- [Description of the task] Transcribe the records that follow, preserving every word.

- [Material for this task]
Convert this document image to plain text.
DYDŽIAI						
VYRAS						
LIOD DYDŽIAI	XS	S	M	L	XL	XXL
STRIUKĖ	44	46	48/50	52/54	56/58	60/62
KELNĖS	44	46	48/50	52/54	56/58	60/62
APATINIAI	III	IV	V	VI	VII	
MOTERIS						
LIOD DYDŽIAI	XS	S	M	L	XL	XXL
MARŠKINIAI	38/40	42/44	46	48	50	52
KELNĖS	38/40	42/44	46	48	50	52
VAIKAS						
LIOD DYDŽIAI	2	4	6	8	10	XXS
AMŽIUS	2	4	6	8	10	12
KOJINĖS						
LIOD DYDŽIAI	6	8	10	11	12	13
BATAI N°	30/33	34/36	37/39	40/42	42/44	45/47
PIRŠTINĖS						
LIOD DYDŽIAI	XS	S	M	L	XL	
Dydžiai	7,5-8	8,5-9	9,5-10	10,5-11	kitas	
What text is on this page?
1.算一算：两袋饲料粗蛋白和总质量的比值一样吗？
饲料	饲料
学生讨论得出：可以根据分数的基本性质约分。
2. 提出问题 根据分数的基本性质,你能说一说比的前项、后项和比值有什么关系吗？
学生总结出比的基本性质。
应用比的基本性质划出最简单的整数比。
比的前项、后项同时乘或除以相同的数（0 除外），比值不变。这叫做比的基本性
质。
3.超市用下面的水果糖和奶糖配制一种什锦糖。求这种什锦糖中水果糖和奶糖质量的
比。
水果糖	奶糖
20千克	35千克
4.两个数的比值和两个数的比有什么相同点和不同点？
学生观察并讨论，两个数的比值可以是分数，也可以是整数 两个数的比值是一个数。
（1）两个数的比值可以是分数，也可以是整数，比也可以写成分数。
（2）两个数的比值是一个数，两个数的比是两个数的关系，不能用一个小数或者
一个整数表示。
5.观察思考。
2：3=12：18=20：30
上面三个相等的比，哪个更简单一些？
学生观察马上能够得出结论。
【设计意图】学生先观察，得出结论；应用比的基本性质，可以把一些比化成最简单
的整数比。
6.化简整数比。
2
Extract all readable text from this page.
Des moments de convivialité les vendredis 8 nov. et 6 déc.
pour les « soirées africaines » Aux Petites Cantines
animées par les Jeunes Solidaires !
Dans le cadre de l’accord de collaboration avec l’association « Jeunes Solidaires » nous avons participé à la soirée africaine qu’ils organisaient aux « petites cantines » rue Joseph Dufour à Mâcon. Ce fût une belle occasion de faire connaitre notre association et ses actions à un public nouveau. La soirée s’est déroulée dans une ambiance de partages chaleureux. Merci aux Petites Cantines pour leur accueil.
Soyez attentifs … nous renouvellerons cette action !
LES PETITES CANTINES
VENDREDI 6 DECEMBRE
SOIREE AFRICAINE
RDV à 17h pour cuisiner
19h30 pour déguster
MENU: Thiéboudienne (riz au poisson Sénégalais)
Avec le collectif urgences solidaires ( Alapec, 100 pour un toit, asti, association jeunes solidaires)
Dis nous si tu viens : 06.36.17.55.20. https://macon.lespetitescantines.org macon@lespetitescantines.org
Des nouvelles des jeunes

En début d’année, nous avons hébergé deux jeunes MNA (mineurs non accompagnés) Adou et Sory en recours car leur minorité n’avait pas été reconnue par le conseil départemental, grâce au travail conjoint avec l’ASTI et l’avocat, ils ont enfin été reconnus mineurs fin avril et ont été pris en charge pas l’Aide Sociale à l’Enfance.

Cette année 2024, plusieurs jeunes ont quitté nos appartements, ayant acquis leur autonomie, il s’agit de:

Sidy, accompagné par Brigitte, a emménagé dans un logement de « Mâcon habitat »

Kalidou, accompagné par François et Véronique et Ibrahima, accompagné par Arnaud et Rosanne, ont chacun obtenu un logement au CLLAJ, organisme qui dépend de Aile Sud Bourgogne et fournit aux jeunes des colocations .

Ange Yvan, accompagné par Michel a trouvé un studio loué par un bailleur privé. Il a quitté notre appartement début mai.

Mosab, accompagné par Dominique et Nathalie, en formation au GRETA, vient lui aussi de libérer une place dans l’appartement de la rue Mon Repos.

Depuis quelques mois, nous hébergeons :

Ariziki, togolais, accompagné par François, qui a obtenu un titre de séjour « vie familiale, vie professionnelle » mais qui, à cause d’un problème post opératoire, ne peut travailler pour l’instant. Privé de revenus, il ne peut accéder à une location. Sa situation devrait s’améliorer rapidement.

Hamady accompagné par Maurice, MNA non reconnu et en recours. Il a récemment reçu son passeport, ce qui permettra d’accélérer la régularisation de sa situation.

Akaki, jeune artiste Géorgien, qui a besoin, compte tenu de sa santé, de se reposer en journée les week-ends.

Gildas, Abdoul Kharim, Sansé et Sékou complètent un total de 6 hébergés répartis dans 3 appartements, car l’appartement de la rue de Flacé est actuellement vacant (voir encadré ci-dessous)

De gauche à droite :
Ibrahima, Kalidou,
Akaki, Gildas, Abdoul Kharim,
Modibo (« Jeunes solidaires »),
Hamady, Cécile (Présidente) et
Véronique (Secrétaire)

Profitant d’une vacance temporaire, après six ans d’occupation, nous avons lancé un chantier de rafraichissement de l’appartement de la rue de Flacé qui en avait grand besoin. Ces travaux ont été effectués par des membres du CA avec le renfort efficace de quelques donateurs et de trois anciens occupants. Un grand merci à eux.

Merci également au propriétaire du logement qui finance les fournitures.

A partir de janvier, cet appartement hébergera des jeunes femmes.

- [Solution for this exercise]
Convert this document image to plain text.
DYDŽIAI						
VYRAS						
LIOD DYDŽIAI	XS	S	M	L	XL	XXL
STRIUKĖ	44	46	48/50	52/54	56/58	60/62
KELNĖS	44	46	48/50	52/54	56/58	60/62
APATINIAI	III	IV	V	VI	VII	
MOTERIS						
LIOD DYDŽIAI	XS	S	M	L	XL	XXL
MARŠKINIAI	38/40	42/44	46	48	50	52
KELNĖS	38/40	42/44	46	48	50	52
VAIKAS						
LIOD DYDŽIAI	2	4	6	8	10	XXS
AMŽIUS	2	4	6	8	10	12
KOJINĖS						
LIOD DYDŽIAI	6	8	10	11	12	13
BATAI N°	30/33	34/36	37/39	40/42	42/44	45/47
PIRŠTINĖS						
LIOD DYDŽIAI	XS	S	M	L	XL	
Dydžiai	7,5-8	8,5-9	9,5-10	10,5-11	kitas	
What text is on this page?
1.算一算：两袋饲料粗蛋白和总质量的比值一样吗？
饲料	饲料
学生讨论得出：可以根据分数的基本性质约分。
2. 提出问题 根据分数的基本性质,你能说一说比的前项、后项和比值有什么关系吗？
学生总结出比的基本性质。
应用比的基本性质划出最简单的整数比。
比的前项、后项同时乘或除以相同的数（0 除外），比值不变。这叫做比的基本性
质。
3.超市用下面的水果糖和奶糖配制一种什锦糖。求这种什锦糖中水果糖和奶糖质量的
比。
水果糖	奶糖
20千克	35千克
4.两个数的比值和两个数的比有什么相同点和不同点？
学生观察并讨论，两个数的比值可以是分数，也可以是整数 两个数的比值是一个数。
（1）两个数的比值可以是分数，也可以是整数，比也可以写成分数。
（2）两个数的比值是一个数，两个数的比是两个数的关系，不能用一个小数或者
一个整数表示。
5.观察思考。
2：3=12：18=20：30
上面三个相等的比，哪个更简单一些？
学生观察马上能够得出结论。
【设计意图】学生先观察，得出结论；应用比的基本性质，可以把一些比化成最简单
的整数比。
6.化简整数比。
2
Extract all readable text from this page.
Des moments de convivialité les vendredis 8 nov. et 6 déc.
pour les « soirées africaines » Aux Petites Cantines
animées par les Jeunes Solidaires !
Dans le cadre de l’accord de collaboration avec l’association « Jeunes Solidaires » nous avons participé à la soirée africaine qu’ils organisaient aux « petites cantines » rue Joseph Dufour à Mâcon. Ce fût une belle occasion de faire connaitre notre association et ses actions à un public nouveau. La soirée s’est déroulée dans une ambiance de partages chaleureux. Merci aux Petites Cantines pour leur accueil.
Soyez attentifs … nous renouvellerons cette action !
LES PETITES CANTINES
VENDREDI 6 DECEMBRE
SOIREE AFRICAINE
RDV à 17h pour cuisiner
19h30 pour déguster
MENU: Thiéboudienne (riz au poisson Sénégalais)
Avec le collectif urgences solidaires ( Alapec, 100 pour un toit, asti, association jeunes solidaires)
Dis nous si tu viens : 06.36.17.55.20. https://macon.lespetitescantines.org macon@lespetitescantines.org
Des nouvelles des jeunes

En début d’année, nous avons hébergé deux jeunes MNA (mineurs non accompagnés) Adou et Sory en recours car leur minorité n’avait pas été reconnue par le conseil départemental, grâce au travail conjoint avec l’ASTI et l’avocat, ils ont enfin été reconnus mineurs fin avril et ont été pris en charge pas l’Aide Sociale à l’Enfance.

Cette année 2024, plusieurs jeunes ont quitté nos appartements, ayant acquis leur autonomie, il s’agit de:

Sidy, accompagné par Brigitte, a emménagé dans un logement de « Mâcon habitat »

Kalidou, accompagné par François et Véronique et Ibrahima, accompagné par Arnaud et Rosanne, ont chacun obtenu un logement au CLLAJ, organisme qui dépend de Aile Sud Bourgogne et fournit aux jeunes des colocations .

Ange Yvan, accompagné par Michel a trouvé un studio loué par un bailleur privé. Il a quitté notre appartement début mai.

Mosab, accompagné par Dominique et Nathalie, en formation au GRETA, vient lui aussi de libérer une place dans l’appartement de la rue Mon Repos.

Depuis quelques mois, nous hébergeons :

Ariziki, togolais, accompagné par François, qui a obtenu un titre de séjour « vie familiale, vie professionnelle » mais qui, à cause d’un problème post opératoire, ne peut travailler pour l’instant. Privé de revenus, il ne peut accéder à une location. Sa situation devrait s’améliorer rapidement.

Hamady accompagné par Maurice, MNA non reconnu et en recours. Il a récemment reçu son passeport, ce qui permettra d’accélérer la régularisation de sa situation.

Akaki, jeune artiste Géorgien, qui a besoin, compte tenu de sa santé, de se reposer en journée les week-ends.

Gildas, Abdoul Kharim, Sansé et Sékou complètent un total de 6 hébergés répartis dans 3 appartements, car l’appartement de la rue de Flacé est actuellement vacant (voir encadré ci-dessous)

De gauche à droite :
Ibrahima, Kalidou,
Akaki, Gildas, Abdoul Kharim,
Modibo (« Jeunes solidaires »),
Hamady, Cécile (Présidente) et
Véronique (Secrétaire)

Profitant d’une vacance temporaire, après six ans d’occupation, nous avons lancé un chantier de rafraichissement de l’appartement de la rue de Flacé qui en avait grand besoin. Ces travaux ont été effectués par des membres du CA avec le renfort efficace de quelques donateurs et de trois anciens occupants. Un grand merci à eux.

Merci également au propriétaire du logement qui finance les fournitures.

A partir de janvier, cet appartement hébergera des jeunes femmes.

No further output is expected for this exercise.